§ Goal
Can you reproduce the data beneath, keeping every line exact?

§ Dataset

* * *

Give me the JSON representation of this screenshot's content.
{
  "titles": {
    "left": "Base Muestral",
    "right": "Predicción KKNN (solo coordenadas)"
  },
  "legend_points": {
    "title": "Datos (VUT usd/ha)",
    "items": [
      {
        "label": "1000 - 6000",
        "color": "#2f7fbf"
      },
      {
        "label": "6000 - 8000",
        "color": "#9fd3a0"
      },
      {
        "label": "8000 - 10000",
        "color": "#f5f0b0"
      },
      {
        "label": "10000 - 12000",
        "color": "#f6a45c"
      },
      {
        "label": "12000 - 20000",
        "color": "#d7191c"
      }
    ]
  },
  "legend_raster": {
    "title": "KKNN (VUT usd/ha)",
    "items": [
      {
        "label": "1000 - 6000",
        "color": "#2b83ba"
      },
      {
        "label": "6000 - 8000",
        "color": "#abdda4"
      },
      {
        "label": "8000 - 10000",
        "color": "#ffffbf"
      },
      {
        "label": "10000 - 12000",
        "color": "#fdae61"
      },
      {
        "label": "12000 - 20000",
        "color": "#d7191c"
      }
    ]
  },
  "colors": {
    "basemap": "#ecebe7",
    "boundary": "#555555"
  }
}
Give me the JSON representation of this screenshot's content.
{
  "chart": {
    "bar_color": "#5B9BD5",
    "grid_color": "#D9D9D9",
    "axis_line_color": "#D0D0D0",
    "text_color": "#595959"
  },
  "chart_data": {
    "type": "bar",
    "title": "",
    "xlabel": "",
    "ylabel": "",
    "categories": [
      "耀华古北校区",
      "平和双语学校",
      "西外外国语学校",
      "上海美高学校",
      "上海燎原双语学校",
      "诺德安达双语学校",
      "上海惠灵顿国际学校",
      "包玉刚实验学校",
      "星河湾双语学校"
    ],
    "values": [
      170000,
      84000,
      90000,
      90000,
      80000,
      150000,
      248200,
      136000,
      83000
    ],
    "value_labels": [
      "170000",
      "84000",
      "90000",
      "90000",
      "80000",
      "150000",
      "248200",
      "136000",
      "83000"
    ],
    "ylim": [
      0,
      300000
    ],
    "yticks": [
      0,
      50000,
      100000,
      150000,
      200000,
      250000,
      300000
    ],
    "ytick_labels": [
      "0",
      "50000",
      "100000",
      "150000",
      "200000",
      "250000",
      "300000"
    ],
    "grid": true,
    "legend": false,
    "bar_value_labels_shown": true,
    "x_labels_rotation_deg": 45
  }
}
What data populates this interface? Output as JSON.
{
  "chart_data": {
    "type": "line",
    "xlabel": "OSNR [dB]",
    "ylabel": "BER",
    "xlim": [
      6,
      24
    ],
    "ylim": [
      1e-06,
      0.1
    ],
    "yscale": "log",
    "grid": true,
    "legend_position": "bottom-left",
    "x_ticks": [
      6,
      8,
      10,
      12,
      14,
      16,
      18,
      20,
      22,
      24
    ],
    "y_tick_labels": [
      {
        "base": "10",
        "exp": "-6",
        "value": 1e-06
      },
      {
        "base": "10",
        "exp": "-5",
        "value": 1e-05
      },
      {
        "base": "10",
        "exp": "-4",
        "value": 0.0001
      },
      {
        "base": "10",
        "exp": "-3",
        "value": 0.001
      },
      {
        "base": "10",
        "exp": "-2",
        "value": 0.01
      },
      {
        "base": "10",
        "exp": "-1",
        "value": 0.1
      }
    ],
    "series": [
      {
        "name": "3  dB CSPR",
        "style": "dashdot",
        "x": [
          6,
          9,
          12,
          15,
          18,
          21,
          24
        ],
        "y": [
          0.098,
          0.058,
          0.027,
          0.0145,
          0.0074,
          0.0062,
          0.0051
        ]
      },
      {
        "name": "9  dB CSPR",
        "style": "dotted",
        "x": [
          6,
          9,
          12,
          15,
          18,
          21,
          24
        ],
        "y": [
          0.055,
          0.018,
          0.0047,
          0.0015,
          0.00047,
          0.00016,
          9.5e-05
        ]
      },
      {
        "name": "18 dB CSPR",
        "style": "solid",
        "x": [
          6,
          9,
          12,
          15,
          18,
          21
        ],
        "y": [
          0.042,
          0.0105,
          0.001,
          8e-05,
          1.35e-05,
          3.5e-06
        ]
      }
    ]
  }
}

* * *

§ Reply to the task
Give me the JSON representation of this screenshot's content.
{
  "titles": {
    "left": "Base Muestral",
    "right": "Predicción KKNN (solo coordenadas)"
  },
  "legend_points": {
    "title": "Datos (VUT usd/ha)",
    "items": [
      {
        "label": "1000 - 6000",
        "color": "#2f7fbf"
      },
      {
        "label": "6000 - 8000",
        "color": "#9fd3a0"
      },
      {
        "label": "8000 - 10000",
        "color": "#f5f0b0"
      },
      {
        "label": "10000 - 12000",
        "color": "#f6a45c"
      },
      {
        "label": "12000 - 20000",
        "color": "#d7191c"
      }
    ]
  },
  "legend_raster": {
    "title": "KKNN (VUT usd/ha)",
    "items": [
      {
        "label": "1000 - 6000",
        "color": "#2b83ba"
      },
      {
        "label": "6000 - 8000",
        "color": "#abdda4"
      },
      {
        "label": "8000 - 10000",
        "color": "#ffffbf"
      },
      {
        "label": "10000 - 12000",
        "color": "#fdae61"
      },
      {
        "label": "12000 - 20000",
        "color": "#d7191c"
      }
    ]
  },
  "colors": {
    "basemap": "#ecebe7",
    "boundary": "#555555"
  }
}
Give me the JSON representation of this screenshot's content.
{
  "chart": {
    "bar_color": "#5B9BD5",
    "grid_color": "#D9D9D9",
    "axis_line_color": "#D0D0D0",
    "text_color": "#595959"
  },
  "chart_data": {
    "type": "bar",
    "title": "",
    "xlabel": "",
    "ylabel": "",
    "categories": [
      "耀华古北校区",
      "平和双语学校",
      "西外外国语学校",
      "上海美高学校",
      "上海燎原双语学校",
      "诺德安达双语学校",
      "上海惠灵顿国际学校",
      "包玉刚实验学校",
      "星河湾双语学校"
    ],
    "values": [
      170000,
      84000,
      90000,
      90000,
      80000,
      150000,
      248200,
      136000,
      83000
    ],
    "value_labels": [
      "170000",
      "84000",
      "90000",
      "90000",
      "80000",
      "150000",
      "248200",
      "136000",
      "83000"
    ],
    "ylim": [
      0,
      300000
    ],
    "yticks": [
      0,
      50000,
      100000,
      150000,
      200000,
      250000,
      300000
    ],
    "ytick_labels": [
      "0",
      "50000",
      "100000",
      "150000",
      "200000",
      "250000",
      "300000"
    ],
    "grid": true,
    "legend": false,
    "bar_value_labels_shown": true,
    "x_labels_rotation_deg": 45
  }
}
What data populates this interface? Output as JSON.
{
  "chart_data": {
    "type": "line",
    "xlabel": "OSNR [dB]",
    "ylabel": "BER",
    "xlim": [
      6,
      24
    ],
    "ylim": [
      1e-06,
      0.1
    ],
    "yscale": "log",
    "grid": true,
    "legend_position": "bottom-left",
    "x_ticks": [
      6,
      8,
      10,
      12,
      14,
      16,
      18,
      20,
      22,
      24
    ],
    "y_tick_labels": [
      {
        "base": "10",
        "exp": "-6",
        "value": 1e-06
      },
      {
        "base": "10",
        "exp": "-5",
        "value": 1e-05
      },
      {
        "base": "10",
        "exp": "-4",
        "value": 0.0001
      },
      {
        "base": "10",
        "exp": "-3",
        "value": 0.001
      },
      {
        "base": "10",
        "exp": "-2",
        "value": 0.01
      },
      {
        "base": "10",
        "exp": "-1",
        "value": 0.1
      }
    ],
    "series": [
      {
        "name": "3  dB CSPR",
        "style": "dashdot",
        "x": [
          6,
          9,
          12,
          15,
          18,
          21,
          24
        ],
        "y": [
          0.098,
          0.058,
          0.027,
          0.0145,
          0.0074,
          0.0062,
          0.0051
        ]
      },
      {
        "name": "9  dB CSPR",
        "style": "dotted",
        "x": [
          6,
          9,
          12,
          15,
          18,
          21,
          24
        ],
        "y": [
          0.055,
          0.018,
          0.0047,
          0.0015,
          0.00047,
          0.00016,
          9.5e-05
        ]
      },
      {
        "name": "18 dB CSPR",
        "style": "solid",
        "x": [
          6,
          9,
          12,
          15,
          18,
          21
        ],
        "y": [
          0.042,
          0.0105,
          0.001,
          8e-05,
          1.35e-05,
          3.5e-06
        ]
      }
    ]
  }
}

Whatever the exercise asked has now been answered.